[Data supplied]
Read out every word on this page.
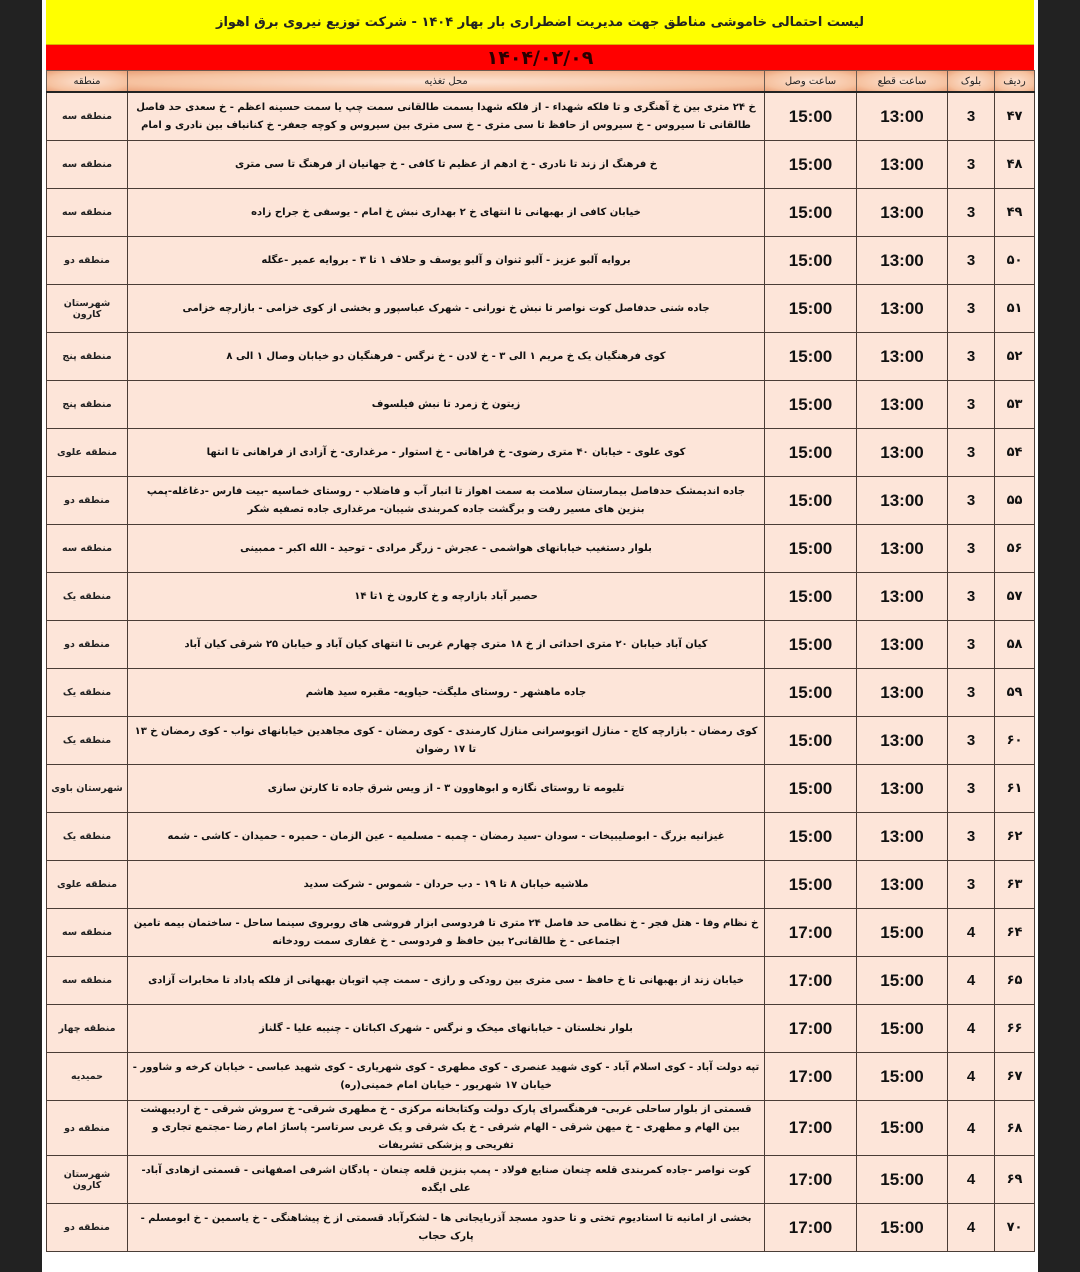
لیست احتمالی خاموشی مناطق جهت مدیریت اضطراری بار بهار ۱۴۰۴ - شرکت توزیع نیروی برق اهواز
۱۴۰۴/۰۲/۰۹
ردیف	بلوک	ساعت قطع	ساعت وصل	محل تغذیه	منطقه
۴۷	3	13:00	15:00	خ ۲۴ متری بین خ آهنگری و تا فلکه شهداء - از فلکه شهدا بسمت طالقانی سمت چپ یا سمت حسینه اعظم - خ سعدی حد فاصل طالقانی تا سیروس - خ سیروس از حافظ تا سی متری - خ سی متری بین سیروس و کوچه جعفر- خ کنانباف بین نادری و امام	منطقه سه
۴۸	3	13:00	15:00	خ فرهنگ از زند تا نادری - خ ادهم از عظیم تا کافی - خ جهانیان از فرهنگ تا سی متری	منطقه سه
۴۹	3	13:00	15:00	خیابان کافی از بهبهانی تا انتهای خ ۲ بهداری نبش خ امام - یوسفی خ جراح زاده	منطقه سه
۵۰	3	13:00	15:00	بروایه آلبو عزیز - آلبو ثنوان و آلبو یوسف و حلاف ۱ تا ۳ - بروایه عمیر -عگله	منطقه دو
۵۱	3	13:00	15:00	جاده شنی حدفاصل کوت نواصر تا نبش خ نورانی - شهرک عباسپور و بخشی از کوی خزامی - بازارچه خزامی	شهرستان کارون
۵۲	3	13:00	15:00	کوی فرهنگیان یک خ مریم ۱ الی ۳ - خ لادن - خ نرگس - فرهنگیان دو خیابان وصال ۱ الی ۸	منطقه پنج
۵۳	3	13:00	15:00	زیتون خ زمرد تا نبش فیلسوف	منطقه پنج
۵۴	3	13:00	15:00	کوی علوی - خیابان ۴۰ متری رضوی- خ فراهانی - خ استوار - مرغداری- خ آزادی از فراهانی تا انتها	منطقه علوی
۵۵	3	13:00	15:00	جاده اندیمشک حدفاصل بیمارستان سلامت به سمت اهواز تا انبار آب و فاضلاب - روستای خماسیه -بیت فارس -دغاغله-پمپ بنزین های مسیر رفت و برگشت جاده کمربندی شیبان- مرغداری جاده تصفیه شکر	منطقه دو
۵۶	3	13:00	15:00	بلوار دستغیب خیابانهای هواشمی - عجرش - زرگر مرادی - توحید - الله اکبر - ممبینی	منطقه سه
۵۷	3	13:00	15:00	حصیر آباد بازارچه و خ کارون خ ۱تا ۱۴	منطقه یک
۵۸	3	13:00	15:00	کیان آباد خیابان ۲۰ متری احداثی از خ ۱۸ متری چهارم غربی تا انتهای کیان آباد و خیابان ۲۵ شرقی کیان آباد	منطقه دو
۵۹	3	13:00	15:00	جاده ماهشهر - روستای ملیگث- حیاویه- مقبره سید هاشم	منطقه یک
۶۰	3	13:00	15:00	کوی رمضان - بازارچه کاج - منازل اتوبوسرانی منازل کارمندی - کوی رمضان - کوی مجاهدین خیابانهای نواب - کوی رمضان خ ۱۳ تا ۱۷ رضوان	منطقه یک
۶۱	3	13:00	15:00	تلیومه تا روستای نگازه و ابوهاوون ۳ - از ویس شرق جاده تا کارتن سازی	شهرستان باوی
۶۲	3	13:00	15:00	غیزانیه بزرگ - ابوصلیبیخات - سودان -سید رمضان - چمبه - مسلمیه - عین الزمان - حمیره - حمیدان - کاشی - شمه	منطقه یک
۶۳	3	13:00	15:00	ملاشیه خیابان ۸ تا ۱۹ - دب حردان - شموس - شرکت سدید	منطقه علوی
۶۴	4	15:00	17:00	خ نظام وفا - هتل فجر - خ نظامی حد فاصل ۲۴ متری تا فردوسی ابزار فروشی های روبروی سینما ساحل - ساختمان بیمه تامین اجتماعی - خ طالقانی۲ بین حافظ و فردوسی - خ غفاری سمت رودخانه	منطقه سه
۶۵	4	15:00	17:00	خیابان زند از بهبهانی تا خ حافظ - سی متری بین رودکی و رازی - سمت چپ اتوبان بهبهانی از فلکه پاداد تا مخابرات آزادی	منطقه سه
۶۶	4	15:00	17:00	بلوار نخلستان - خیابانهای میخک و نرگس - شهرک اکباتان - چنیبه علیا - گلناز	منطقه چهار
۶۷	4	15:00	17:00	تپه دولت آباد - کوی اسلام آباد - کوی شهید عنصری - کوی مطهری - کوی شهریاری - کوی شهید عباسی - خیابان کرخه و شاوور - خیابان ۱۷ شهریور - خیابان امام خمینی(ره)	حمیدیه
۶۸	4	15:00	17:00	قسمتی از بلوار ساحلی غربی- فرهنگسرای پارک دولت وکتابخانه مرکزی - خ مطهری شرقی- خ سروش شرقی - خ اردیبهشت بین الهام و مطهری - خ میهن شرقی - الهام شرقی - خ یک شرقی و یک غربی سرتاسر- پاساژ امام رضا -مجتمع تجاری و تفریحی و پزشکی تشریفات	منطقه دو
۶۹	4	15:00	17:00	کوت نواصر -جاده کمربندی قلعه چنعان صنایع فولاد - پمپ بنزین قلعه چنعان - پادگان اشرفی اصفهانی - قسمتی ازهادی آباد- علی ایگده	شهرستان کارون
۷۰	4	15:00	17:00	بخشی از امانیه تا استادیوم تختی و تا حدود مسجد آذربایجانی ها - لشکرآباد قسمتی از خ پیشاهنگی - خ یاسمین - خ ابومسلم - پارک حجاب	منطقه دو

[The task]
Exactly as written, return every line of the listing, but not the pictures.

[Full answer]
Read out every word on this page.
لیست احتمالی خاموشی مناطق جهت مدیریت اضطراری بار بهار ۱۴۰۴ - شرکت توزیع نیروی برق اهواز
۱۴۰۴/۰۲/۰۹
ردیف	بلوک	ساعت قطع	ساعت وصل	محل تغذیه	منطقه
۴۷	3	13:00	15:00	خ ۲۴ متری بین خ آهنگری و تا فلکه شهداء - از فلکه شهدا بسمت طالقانی سمت چپ یا سمت حسینه اعظم - خ سعدی حد فاصل طالقانی تا سیروس - خ سیروس از حافظ تا سی متری - خ سی متری بین سیروس و کوچه جعفر- خ کنانباف بین نادری و امام	منطقه سه
۴۸	3	13:00	15:00	خ فرهنگ از زند تا نادری - خ ادهم از عظیم تا کافی - خ جهانیان از فرهنگ تا سی متری	منطقه سه
۴۹	3	13:00	15:00	خیابان کافی از بهبهانی تا انتهای خ ۲ بهداری نبش خ امام - یوسفی خ جراح زاده	منطقه سه
۵۰	3	13:00	15:00	بروایه آلبو عزیز - آلبو ثنوان و آلبو یوسف و حلاف ۱ تا ۳ - بروایه عمیر -عگله	منطقه دو
۵۱	3	13:00	15:00	جاده شنی حدفاصل کوت نواصر تا نبش خ نورانی - شهرک عباسپور و بخشی از کوی خزامی - بازارچه خزامی	شهرستان کارون
۵۲	3	13:00	15:00	کوی فرهنگیان یک خ مریم ۱ الی ۳ - خ لادن - خ نرگس - فرهنگیان دو خیابان وصال ۱ الی ۸	منطقه پنج
۵۳	3	13:00	15:00	زیتون خ زمرد تا نبش فیلسوف	منطقه پنج
۵۴	3	13:00	15:00	کوی علوی - خیابان ۴۰ متری رضوی- خ فراهانی - خ استوار - مرغداری- خ آزادی از فراهانی تا انتها	منطقه علوی
۵۵	3	13:00	15:00	جاده اندیمشک حدفاصل بیمارستان سلامت به سمت اهواز تا انبار آب و فاضلاب - روستای خماسیه -بیت فارس -دغاغله-پمپ بنزین های مسیر رفت و برگشت جاده کمربندی شیبان- مرغداری جاده تصفیه شکر	منطقه دو
۵۶	3	13:00	15:00	بلوار دستغیب خیابانهای هواشمی - عجرش - زرگر مرادی - توحید - الله اکبر - ممبینی	منطقه سه
۵۷	3	13:00	15:00	حصیر آباد بازارچه و خ کارون خ ۱تا ۱۴	منطقه یک
۵۸	3	13:00	15:00	کیان آباد خیابان ۲۰ متری احداثی از خ ۱۸ متری چهارم غربی تا انتهای کیان آباد و خیابان ۲۵ شرقی کیان آباد	منطقه دو
۵۹	3	13:00	15:00	جاده ماهشهر - روستای ملیگث- حیاویه- مقبره سید هاشم	منطقه یک
۶۰	3	13:00	15:00	کوی رمضان - بازارچه کاج - منازل اتوبوسرانی منازل کارمندی - کوی رمضان - کوی مجاهدین خیابانهای نواب - کوی رمضان خ ۱۳ تا ۱۷ رضوان	منطقه یک
۶۱	3	13:00	15:00	تلیومه تا روستای نگازه و ابوهاوون ۳ - از ویس شرق جاده تا کارتن سازی	شهرستان باوی
۶۲	3	13:00	15:00	غیزانیه بزرگ - ابوصلیبیخات - سودان -سید رمضان - چمبه - مسلمیه - عین الزمان - حمیره - حمیدان - کاشی - شمه	منطقه یک
۶۳	3	13:00	15:00	ملاشیه خیابان ۸ تا ۱۹ - دب حردان - شموس - شرکت سدید	منطقه علوی
۶۴	4	15:00	17:00	خ نظام وفا - هتل فجر - خ نظامی حد فاصل ۲۴ متری تا فردوسی ابزار فروشی های روبروی سینما ساحل - ساختمان بیمه تامین اجتماعی - خ طالقانی۲ بین حافظ و فردوسی - خ غفاری سمت رودخانه	منطقه سه
۶۵	4	15:00	17:00	خیابان زند از بهبهانی تا خ حافظ - سی متری بین رودکی و رازی - سمت چپ اتوبان بهبهانی از فلکه پاداد تا مخابرات آزادی	منطقه سه
۶۶	4	15:00	17:00	بلوار نخلستان - خیابانهای میخک و نرگس - شهرک اکباتان - چنیبه علیا - گلناز	منطقه چهار
۶۷	4	15:00	17:00	تپه دولت آباد - کوی اسلام آباد - کوی شهید عنصری - کوی مطهری - کوی شهریاری - کوی شهید عباسی - خیابان کرخه و شاوور - خیابان ۱۷ شهریور - خیابان امام خمینی(ره)	حمیدیه
۶۸	4	15:00	17:00	قسمتی از بلوار ساحلی غربی- فرهنگسرای پارک دولت وکتابخانه مرکزی - خ مطهری شرقی- خ سروش شرقی - خ اردیبهشت بین الهام و مطهری - خ میهن شرقی - الهام شرقی - خ یک شرقی و یک غربی سرتاسر- پاساژ امام رضا -مجتمع تجاری و تفریحی و پزشکی تشریفات	منطقه دو
۶۹	4	15:00	17:00	کوت نواصر -جاده کمربندی قلعه چنعان صنایع فولاد - پمپ بنزین قلعه چنعان - پادگان اشرفی اصفهانی - قسمتی ازهادی آباد- علی ایگده	شهرستان کارون
۷۰	4	15:00	17:00	بخشی از امانیه تا استادیوم تختی و تا حدود مسجد آذربایجانی ها - لشکرآباد قسمتی از خ پیشاهنگی - خ یاسمین - خ ابومسلم - پارک حجاب	منطقه دو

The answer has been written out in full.